- **Short task**:
Are you able to retype all the records below exactly?

Stored data
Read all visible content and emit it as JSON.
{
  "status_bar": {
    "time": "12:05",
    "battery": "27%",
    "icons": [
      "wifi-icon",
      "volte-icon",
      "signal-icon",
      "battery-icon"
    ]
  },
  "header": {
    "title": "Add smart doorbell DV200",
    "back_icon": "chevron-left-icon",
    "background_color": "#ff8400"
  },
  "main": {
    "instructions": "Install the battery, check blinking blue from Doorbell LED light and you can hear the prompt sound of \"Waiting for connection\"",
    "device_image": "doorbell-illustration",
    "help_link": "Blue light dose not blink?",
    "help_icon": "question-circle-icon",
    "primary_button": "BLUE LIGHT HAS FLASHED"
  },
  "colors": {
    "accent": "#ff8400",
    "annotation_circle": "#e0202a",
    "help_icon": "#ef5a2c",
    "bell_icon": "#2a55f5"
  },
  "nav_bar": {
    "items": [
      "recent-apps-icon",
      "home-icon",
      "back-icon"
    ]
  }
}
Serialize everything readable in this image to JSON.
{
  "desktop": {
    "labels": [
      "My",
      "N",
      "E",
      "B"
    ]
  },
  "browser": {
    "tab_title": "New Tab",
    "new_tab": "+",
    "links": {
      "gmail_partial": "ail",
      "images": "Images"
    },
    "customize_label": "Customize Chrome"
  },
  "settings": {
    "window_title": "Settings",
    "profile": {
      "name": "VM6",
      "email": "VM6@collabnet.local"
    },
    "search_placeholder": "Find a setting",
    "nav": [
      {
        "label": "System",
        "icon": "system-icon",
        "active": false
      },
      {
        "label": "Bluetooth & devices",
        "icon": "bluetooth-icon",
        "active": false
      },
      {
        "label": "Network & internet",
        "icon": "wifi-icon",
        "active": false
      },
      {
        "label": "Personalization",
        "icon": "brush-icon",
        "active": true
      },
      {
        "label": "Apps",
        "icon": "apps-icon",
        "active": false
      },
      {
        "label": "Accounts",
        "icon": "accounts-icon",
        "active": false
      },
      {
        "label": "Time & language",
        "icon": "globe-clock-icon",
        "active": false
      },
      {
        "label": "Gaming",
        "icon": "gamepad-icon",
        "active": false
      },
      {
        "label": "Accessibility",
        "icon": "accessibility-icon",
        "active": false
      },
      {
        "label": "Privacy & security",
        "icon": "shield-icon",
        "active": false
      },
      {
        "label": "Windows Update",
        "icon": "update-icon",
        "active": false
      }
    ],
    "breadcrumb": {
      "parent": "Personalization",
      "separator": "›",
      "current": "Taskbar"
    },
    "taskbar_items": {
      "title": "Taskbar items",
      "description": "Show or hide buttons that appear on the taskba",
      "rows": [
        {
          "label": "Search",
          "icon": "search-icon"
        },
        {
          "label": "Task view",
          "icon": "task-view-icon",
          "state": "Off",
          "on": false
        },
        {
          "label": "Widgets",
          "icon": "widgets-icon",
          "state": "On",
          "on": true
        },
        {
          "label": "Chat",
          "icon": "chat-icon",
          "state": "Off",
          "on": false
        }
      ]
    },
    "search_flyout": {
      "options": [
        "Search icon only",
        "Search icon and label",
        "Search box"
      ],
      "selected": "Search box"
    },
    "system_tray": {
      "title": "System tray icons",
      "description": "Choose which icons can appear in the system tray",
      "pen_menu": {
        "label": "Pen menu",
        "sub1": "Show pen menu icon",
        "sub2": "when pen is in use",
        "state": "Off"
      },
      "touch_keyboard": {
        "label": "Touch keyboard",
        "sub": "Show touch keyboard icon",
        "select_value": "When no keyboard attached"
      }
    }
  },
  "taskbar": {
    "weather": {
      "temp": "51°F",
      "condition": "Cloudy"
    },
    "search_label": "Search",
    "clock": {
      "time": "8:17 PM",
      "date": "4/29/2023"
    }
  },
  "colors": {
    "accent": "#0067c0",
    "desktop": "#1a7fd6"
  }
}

- **Complete answer**:
Read all visible content and emit it as JSON.
{
  "status_bar": {
    "time": "12:05",
    "battery": "27%",
    "icons": [
      "wifi-icon",
      "volte-icon",
      "signal-icon",
      "battery-icon"
    ]
  },
  "header": {
    "title": "Add smart doorbell DV200",
    "back_icon": "chevron-left-icon",
    "background_color": "#ff8400"
  },
  "main": {
    "instructions": "Install the battery, check blinking blue from Doorbell LED light and you can hear the prompt sound of \"Waiting for connection\"",
    "device_image": "doorbell-illustration",
    "help_link": "Blue light dose not blink?",
    "help_icon": "question-circle-icon",
    "primary_button": "BLUE LIGHT HAS FLASHED"
  },
  "colors": {
    "accent": "#ff8400",
    "annotation_circle": "#e0202a",
    "help_icon": "#ef5a2c",
    "bell_icon": "#2a55f5"
  },
  "nav_bar": {
    "items": [
      "recent-apps-icon",
      "home-icon",
      "back-icon"
    ]
  }
}
Serialize everything readable in this image to JSON.
{
  "desktop": {
    "labels": [
      "My",
      "N",
      "E",
      "B"
    ]
  },
  "browser": {
    "tab_title": "New Tab",
    "new_tab": "+",
    "links": {
      "gmail_partial": "ail",
      "images": "Images"
    },
    "customize_label": "Customize Chrome"
  },
  "settings": {
    "window_title": "Settings",
    "profile": {
      "name": "VM6",
      "email": "VM6@collabnet.local"
    },
    "search_placeholder": "Find a setting",
    "nav": [
      {
        "label": "System",
        "icon": "system-icon",
        "active": false
      },
      {
        "label": "Bluetooth & devices",
        "icon": "bluetooth-icon",
        "active": false
      },
      {
        "label": "Network & internet",
        "icon": "wifi-icon",
        "active": false
      },
      {
        "label": "Personalization",
        "icon": "brush-icon",
        "active": true
      },
      {
        "label": "Apps",
        "icon": "apps-icon",
        "active": false
      },
      {
        "label": "Accounts",
        "icon": "accounts-icon",
        "active": false
      },
      {
        "label": "Time & language",
        "icon": "globe-clock-icon",
        "active": false
      },
      {
        "label": "Gaming",
        "icon": "gamepad-icon",
        "active": false
      },
      {
        "label": "Accessibility",
        "icon": "accessibility-icon",
        "active": false
      },
      {
        "label": "Privacy & security",
        "icon": "shield-icon",
        "active": false
      },
      {
        "label": "Windows Update",
        "icon": "update-icon",
        "active": false
      }
    ],
    "breadcrumb": {
      "parent": "Personalization",
      "separator": "›",
      "current": "Taskbar"
    },
    "taskbar_items": {
      "title": "Taskbar items",
      "description": "Show or hide buttons that appear on the taskba",
      "rows": [
        {
          "label": "Search",
          "icon": "search-icon"
        },
        {
          "label": "Task view",
          "icon": "task-view-icon",
          "state": "Off",
          "on": false
        },
        {
          "label": "Widgets",
          "icon": "widgets-icon",
          "state": "On",
          "on": true
        },
        {
          "label": "Chat",
          "icon": "chat-icon",
          "state": "Off",
          "on": false
        }
      ]
    },
    "search_flyout": {
      "options": [
        "Search icon only",
        "Search icon and label",
        "Search box"
      ],
      "selected": "Search box"
    },
    "system_tray": {
      "title": "System tray icons",
      "description": "Choose which icons can appear in the system tray",
      "pen_menu": {
        "label": "Pen menu",
        "sub1": "Show pen menu icon",
        "sub2": "when pen is in use",
        "state": "Off"
      },
      "touch_keyboard": {
        "label": "Touch keyboard",
        "sub": "Show touch keyboard icon",
        "select_value": "When no keyboard attached"
      }
    }
  },
  "taskbar": {
    "weather": {
      "temp": "51°F",
      "condition": "Cloudy"
    },
    "search_label": "Search",
    "clock": {
      "time": "8:17 PM",
      "date": "4/29/2023"
    }
  },
  "colors": {
    "accent": "#0067c0",
    "desktop": "#1a7fd6"
  }
}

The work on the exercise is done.